START

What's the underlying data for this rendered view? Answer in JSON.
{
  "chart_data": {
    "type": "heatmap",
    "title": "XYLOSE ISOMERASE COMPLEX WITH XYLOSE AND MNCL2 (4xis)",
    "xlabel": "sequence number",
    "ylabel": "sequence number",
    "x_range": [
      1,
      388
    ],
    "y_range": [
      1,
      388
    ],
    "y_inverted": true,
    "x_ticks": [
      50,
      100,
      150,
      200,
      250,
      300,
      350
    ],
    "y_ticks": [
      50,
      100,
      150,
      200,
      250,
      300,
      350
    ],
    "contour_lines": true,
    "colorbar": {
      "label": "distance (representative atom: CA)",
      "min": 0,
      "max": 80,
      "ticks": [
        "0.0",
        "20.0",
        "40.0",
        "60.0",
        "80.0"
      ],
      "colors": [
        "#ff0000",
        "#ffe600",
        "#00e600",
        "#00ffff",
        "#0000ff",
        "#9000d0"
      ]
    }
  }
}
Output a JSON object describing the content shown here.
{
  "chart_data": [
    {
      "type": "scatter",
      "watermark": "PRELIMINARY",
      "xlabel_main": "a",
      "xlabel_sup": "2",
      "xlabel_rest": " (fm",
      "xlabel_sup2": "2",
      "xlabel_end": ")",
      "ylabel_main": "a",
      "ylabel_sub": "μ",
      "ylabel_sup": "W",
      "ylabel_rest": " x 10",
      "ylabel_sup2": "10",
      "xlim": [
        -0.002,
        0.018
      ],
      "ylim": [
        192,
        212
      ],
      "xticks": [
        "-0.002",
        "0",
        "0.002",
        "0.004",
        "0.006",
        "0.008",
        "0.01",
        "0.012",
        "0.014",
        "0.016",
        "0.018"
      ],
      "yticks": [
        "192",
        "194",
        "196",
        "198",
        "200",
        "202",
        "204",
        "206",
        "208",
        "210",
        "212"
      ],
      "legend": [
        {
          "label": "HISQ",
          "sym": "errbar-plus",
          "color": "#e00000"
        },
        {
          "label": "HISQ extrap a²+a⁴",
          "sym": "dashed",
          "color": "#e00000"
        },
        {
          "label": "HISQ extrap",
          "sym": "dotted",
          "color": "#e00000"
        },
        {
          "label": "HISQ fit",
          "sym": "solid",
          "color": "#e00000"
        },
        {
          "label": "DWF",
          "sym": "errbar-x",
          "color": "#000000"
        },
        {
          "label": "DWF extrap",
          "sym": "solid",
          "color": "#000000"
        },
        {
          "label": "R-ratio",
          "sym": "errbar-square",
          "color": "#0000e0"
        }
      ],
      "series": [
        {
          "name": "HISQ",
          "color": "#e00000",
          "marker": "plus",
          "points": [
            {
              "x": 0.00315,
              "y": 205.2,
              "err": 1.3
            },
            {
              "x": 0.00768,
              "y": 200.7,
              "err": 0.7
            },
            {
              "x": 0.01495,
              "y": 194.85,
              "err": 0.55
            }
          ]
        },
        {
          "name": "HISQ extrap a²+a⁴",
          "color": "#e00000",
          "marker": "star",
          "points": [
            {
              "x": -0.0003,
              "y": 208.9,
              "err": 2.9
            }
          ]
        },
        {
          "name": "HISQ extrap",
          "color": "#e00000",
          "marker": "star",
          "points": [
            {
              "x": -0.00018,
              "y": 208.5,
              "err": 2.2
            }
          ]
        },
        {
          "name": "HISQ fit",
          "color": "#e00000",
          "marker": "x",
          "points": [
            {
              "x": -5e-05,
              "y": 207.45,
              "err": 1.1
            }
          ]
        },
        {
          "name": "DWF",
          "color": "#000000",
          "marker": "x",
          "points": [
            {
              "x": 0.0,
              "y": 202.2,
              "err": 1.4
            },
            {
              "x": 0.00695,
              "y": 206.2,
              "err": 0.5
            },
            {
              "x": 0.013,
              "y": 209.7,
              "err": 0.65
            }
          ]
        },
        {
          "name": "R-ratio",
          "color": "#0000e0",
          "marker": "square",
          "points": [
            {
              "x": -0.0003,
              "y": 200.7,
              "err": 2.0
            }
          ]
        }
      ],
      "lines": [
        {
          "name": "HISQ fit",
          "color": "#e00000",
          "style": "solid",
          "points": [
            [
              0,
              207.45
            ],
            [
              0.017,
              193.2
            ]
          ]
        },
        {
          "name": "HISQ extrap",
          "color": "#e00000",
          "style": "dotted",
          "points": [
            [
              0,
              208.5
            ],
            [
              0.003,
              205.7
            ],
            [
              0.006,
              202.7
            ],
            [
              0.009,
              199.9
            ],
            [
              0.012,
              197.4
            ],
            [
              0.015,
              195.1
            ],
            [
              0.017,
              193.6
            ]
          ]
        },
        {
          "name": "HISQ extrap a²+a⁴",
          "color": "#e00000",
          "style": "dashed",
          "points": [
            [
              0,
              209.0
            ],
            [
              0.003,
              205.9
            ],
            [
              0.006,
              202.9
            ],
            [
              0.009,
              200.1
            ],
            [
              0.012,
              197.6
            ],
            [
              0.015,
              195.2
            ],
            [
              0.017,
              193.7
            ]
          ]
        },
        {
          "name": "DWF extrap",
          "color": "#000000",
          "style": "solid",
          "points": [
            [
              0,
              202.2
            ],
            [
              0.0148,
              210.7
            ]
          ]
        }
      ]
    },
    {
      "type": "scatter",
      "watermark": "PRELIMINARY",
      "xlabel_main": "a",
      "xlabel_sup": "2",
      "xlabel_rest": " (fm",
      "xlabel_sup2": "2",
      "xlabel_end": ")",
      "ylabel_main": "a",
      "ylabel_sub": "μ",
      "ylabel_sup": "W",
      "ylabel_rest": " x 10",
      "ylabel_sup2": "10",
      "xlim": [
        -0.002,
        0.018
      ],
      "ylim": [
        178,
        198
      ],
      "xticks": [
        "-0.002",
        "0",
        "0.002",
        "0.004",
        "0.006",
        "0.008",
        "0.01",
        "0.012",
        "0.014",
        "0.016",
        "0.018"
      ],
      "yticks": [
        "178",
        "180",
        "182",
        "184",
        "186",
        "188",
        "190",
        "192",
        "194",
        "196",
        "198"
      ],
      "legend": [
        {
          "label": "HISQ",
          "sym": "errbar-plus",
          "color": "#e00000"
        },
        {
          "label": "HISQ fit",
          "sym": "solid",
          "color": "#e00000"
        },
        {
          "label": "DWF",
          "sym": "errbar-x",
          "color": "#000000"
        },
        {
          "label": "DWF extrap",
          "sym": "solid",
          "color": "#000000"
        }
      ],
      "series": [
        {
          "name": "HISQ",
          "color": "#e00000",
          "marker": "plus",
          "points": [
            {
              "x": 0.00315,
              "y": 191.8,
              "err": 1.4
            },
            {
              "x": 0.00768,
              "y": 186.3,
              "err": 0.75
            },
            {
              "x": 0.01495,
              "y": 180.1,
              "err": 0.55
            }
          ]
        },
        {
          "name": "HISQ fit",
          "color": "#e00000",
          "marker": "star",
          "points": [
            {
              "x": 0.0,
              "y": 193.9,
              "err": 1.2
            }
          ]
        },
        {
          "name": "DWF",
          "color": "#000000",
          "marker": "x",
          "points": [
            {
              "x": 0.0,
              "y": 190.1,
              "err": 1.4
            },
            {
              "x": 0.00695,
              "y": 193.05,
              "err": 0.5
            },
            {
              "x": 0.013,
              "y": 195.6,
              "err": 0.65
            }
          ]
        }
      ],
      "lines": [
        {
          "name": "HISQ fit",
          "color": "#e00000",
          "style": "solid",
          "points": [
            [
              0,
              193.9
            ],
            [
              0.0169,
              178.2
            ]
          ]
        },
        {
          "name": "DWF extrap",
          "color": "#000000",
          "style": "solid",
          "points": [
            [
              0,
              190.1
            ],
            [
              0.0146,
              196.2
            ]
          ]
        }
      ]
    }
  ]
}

END

▸ YOUR TASK
Of all the lines in the listing above, how many include "sequence"? Write only the number.

▸ CORRECT RESULT
2